**Task details**
Take each line containing the word "puoi" and copy it.

**Record extracts**

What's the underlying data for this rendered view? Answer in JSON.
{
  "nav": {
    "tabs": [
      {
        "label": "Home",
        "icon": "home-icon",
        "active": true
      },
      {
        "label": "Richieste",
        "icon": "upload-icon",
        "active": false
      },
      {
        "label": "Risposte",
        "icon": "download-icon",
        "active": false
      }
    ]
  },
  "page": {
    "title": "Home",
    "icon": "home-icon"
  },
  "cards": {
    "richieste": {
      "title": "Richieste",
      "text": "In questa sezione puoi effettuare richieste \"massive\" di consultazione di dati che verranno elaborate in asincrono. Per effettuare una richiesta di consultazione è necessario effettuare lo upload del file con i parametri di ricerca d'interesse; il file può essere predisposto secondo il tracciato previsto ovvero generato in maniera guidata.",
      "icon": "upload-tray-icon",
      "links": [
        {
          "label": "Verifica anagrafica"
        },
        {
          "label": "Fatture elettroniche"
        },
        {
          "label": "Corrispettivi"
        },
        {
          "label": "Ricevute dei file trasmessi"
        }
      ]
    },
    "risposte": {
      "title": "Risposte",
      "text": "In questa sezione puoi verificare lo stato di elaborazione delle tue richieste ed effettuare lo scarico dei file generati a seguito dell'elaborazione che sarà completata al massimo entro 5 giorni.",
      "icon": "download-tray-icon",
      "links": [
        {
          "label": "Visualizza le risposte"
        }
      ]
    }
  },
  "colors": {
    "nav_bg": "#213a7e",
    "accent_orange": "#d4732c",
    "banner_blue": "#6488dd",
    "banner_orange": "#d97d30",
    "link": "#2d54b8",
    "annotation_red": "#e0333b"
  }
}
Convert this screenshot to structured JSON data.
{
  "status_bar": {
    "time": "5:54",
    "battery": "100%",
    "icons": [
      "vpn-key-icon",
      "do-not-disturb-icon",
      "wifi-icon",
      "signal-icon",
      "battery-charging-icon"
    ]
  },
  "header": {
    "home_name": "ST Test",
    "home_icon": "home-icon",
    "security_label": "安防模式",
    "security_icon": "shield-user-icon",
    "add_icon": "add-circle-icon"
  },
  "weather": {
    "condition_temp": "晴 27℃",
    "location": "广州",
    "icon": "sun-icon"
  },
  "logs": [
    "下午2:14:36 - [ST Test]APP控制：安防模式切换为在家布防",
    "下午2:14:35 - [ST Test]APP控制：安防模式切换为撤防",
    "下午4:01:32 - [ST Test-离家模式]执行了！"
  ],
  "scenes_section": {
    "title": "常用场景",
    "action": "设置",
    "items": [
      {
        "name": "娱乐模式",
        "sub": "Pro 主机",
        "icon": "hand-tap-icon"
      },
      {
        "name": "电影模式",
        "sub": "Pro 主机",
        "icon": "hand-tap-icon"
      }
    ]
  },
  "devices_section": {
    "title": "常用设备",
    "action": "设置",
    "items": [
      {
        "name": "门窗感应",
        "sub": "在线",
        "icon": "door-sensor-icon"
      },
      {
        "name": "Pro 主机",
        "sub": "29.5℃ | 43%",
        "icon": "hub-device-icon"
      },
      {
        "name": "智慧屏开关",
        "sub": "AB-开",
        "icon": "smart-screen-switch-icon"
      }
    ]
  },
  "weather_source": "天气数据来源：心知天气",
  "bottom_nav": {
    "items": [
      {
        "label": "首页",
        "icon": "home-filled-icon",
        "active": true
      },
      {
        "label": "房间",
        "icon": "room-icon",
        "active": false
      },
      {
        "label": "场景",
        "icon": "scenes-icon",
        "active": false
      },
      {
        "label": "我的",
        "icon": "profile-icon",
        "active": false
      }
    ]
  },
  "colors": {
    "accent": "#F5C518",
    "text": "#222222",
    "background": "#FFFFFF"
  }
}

**Exercise output**
      "text": "In questa sezione puoi effettuare richieste \"massive\" di consultazione di dati che verranno elaborate in asincrono. Per effettuare una richiesta di consultazione è necessario effettuare lo upload del file con i parametri di ricerca d'interesse; il file può essere predisposto secondo il tracciato previsto ovvero generato in maniera guidata.",
      "text": "In questa sezione puoi verificare lo stato di elaborazione delle tue richieste ed effettuare lo scarico dei file generati a seguito dell'elaborazione che sarà completata al massimo entro 5 giorni.",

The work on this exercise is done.